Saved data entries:
_ _ _ _ _
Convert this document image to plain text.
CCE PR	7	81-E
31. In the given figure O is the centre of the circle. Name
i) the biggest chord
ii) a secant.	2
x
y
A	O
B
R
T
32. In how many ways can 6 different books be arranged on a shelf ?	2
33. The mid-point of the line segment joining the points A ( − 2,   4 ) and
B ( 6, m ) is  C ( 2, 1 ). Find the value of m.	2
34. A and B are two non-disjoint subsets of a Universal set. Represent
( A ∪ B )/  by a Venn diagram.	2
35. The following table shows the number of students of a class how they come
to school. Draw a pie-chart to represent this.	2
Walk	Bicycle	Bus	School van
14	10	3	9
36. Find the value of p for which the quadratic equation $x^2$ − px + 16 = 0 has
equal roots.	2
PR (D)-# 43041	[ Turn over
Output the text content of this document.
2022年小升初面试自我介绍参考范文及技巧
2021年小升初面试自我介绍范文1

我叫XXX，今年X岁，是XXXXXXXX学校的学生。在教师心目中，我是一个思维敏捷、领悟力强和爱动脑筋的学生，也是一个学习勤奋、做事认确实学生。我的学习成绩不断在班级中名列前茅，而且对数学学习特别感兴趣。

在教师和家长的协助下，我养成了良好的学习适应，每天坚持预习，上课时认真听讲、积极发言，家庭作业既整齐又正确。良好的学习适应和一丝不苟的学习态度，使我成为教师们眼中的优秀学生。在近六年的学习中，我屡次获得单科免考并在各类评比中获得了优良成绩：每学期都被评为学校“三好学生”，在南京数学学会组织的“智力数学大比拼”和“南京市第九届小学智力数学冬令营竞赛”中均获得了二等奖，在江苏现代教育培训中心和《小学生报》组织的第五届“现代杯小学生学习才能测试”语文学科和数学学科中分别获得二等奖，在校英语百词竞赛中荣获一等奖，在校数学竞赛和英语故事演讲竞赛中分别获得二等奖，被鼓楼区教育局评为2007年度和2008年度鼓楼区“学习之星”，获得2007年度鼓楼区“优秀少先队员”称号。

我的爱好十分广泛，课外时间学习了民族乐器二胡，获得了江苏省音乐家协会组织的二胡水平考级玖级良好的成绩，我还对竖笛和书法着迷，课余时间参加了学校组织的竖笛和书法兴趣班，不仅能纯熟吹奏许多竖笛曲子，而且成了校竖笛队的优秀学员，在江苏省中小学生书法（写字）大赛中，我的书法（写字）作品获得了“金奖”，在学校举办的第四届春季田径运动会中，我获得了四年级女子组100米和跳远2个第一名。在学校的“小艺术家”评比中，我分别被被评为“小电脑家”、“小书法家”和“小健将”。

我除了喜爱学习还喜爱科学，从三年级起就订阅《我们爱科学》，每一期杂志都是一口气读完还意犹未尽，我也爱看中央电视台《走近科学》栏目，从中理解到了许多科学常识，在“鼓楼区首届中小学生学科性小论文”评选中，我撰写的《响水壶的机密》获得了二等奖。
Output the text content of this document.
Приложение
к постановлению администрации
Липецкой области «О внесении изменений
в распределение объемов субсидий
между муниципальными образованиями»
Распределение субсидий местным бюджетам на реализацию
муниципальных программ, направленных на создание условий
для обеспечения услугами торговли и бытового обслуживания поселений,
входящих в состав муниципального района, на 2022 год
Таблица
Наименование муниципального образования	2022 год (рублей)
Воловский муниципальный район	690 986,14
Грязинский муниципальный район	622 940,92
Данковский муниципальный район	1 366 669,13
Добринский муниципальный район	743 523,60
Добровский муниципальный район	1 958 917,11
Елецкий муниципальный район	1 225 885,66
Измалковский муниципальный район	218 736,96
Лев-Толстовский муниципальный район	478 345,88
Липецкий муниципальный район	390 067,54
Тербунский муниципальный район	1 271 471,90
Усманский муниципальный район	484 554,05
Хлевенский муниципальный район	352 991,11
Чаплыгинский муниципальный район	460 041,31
_ _ _ _ _
> **Written instruction**: Write out all of the records once more, exactly.

> **Complete output**:
Convert this document image to plain text.
CCE PR	7	81-E
31. In the given figure O is the centre of the circle. Name
i) the biggest chord
ii) a secant.	2
x
y
A	O
B
R
T
32. In how many ways can 6 different books be arranged on a shelf ?	2
33. The mid-point of the line segment joining the points A ( − 2,   4 ) and
B ( 6, m ) is  C ( 2, 1 ). Find the value of m.	2
34. A and B are two non-disjoint subsets of a Universal set. Represent
( A ∪ B )/  by a Venn diagram.	2
35. The following table shows the number of students of a class how they come
to school. Draw a pie-chart to represent this.	2
Walk	Bicycle	Bus	School van
14	10	3	9
36. Find the value of p for which the quadratic equation $x^2$ − px + 16 = 0 has
equal roots.	2
PR (D)-# 43041	[ Turn over
Output the text content of this document.
2022年小升初面试自我介绍参考范文及技巧
2021年小升初面试自我介绍范文1

我叫XXX，今年X岁，是XXXXXXXX学校的学生。在教师心目中，我是一个思维敏捷、领悟力强和爱动脑筋的学生，也是一个学习勤奋、做事认确实学生。我的学习成绩不断在班级中名列前茅，而且对数学学习特别感兴趣。

在教师和家长的协助下，我养成了良好的学习适应，每天坚持预习，上课时认真听讲、积极发言，家庭作业既整齐又正确。良好的学习适应和一丝不苟的学习态度，使我成为教师们眼中的优秀学生。在近六年的学习中，我屡次获得单科免考并在各类评比中获得了优良成绩：每学期都被评为学校“三好学生”，在南京数学学会组织的“智力数学大比拼”和“南京市第九届小学智力数学冬令营竞赛”中均获得了二等奖，在江苏现代教育培训中心和《小学生报》组织的第五届“现代杯小学生学习才能测试”语文学科和数学学科中分别获得二等奖，在校英语百词竞赛中荣获一等奖，在校数学竞赛和英语故事演讲竞赛中分别获得二等奖，被鼓楼区教育局评为2007年度和2008年度鼓楼区“学习之星”，获得2007年度鼓楼区“优秀少先队员”称号。

我的爱好十分广泛，课外时间学习了民族乐器二胡，获得了江苏省音乐家协会组织的二胡水平考级玖级良好的成绩，我还对竖笛和书法着迷，课余时间参加了学校组织的竖笛和书法兴趣班，不仅能纯熟吹奏许多竖笛曲子，而且成了校竖笛队的优秀学员，在江苏省中小学生书法（写字）大赛中，我的书法（写字）作品获得了“金奖”，在学校举办的第四届春季田径运动会中，我获得了四年级女子组100米和跳远2个第一名。在学校的“小艺术家”评比中，我分别被被评为“小电脑家”、“小书法家”和“小健将”。

我除了喜爱学习还喜爱科学，从三年级起就订阅《我们爱科学》，每一期杂志都是一口气读完还意犹未尽，我也爱看中央电视台《走近科学》栏目，从中理解到了许多科学常识，在“鼓楼区首届中小学生学科性小论文”评选中，我撰写的《响水壶的机密》获得了二等奖。
Output the text content of this document.
Приложение
к постановлению администрации
Липецкой области «О внесении изменений
в распределение объемов субсидий
между муниципальными образованиями»
Распределение субсидий местным бюджетам на реализацию
муниципальных программ, направленных на создание условий
для обеспечения услугами торговли и бытового обслуживания поселений,
входящих в состав муниципального района, на 2022 год
Таблица
Наименование муниципального образования	2022 год (рублей)
Воловский муниципальный район	690 986,14
Грязинский муниципальный район	622 940,92
Данковский муниципальный район	1 366 669,13
Добринский муниципальный район	743 523,60
Добровский муниципальный район	1 958 917,11
Елецкий муниципальный район	1 225 885,66
Измалковский муниципальный район	218 736,96
Лев-Толстовский муниципальный район	478 345,88
Липецкий муниципальный район	390 067,54
Тербунский муниципальный район	1 271 471,90
Усманский муниципальный район	484 554,05
Хлевенский муниципальный район	352 991,11
Чаплыгинский муниципальный район	460 041,31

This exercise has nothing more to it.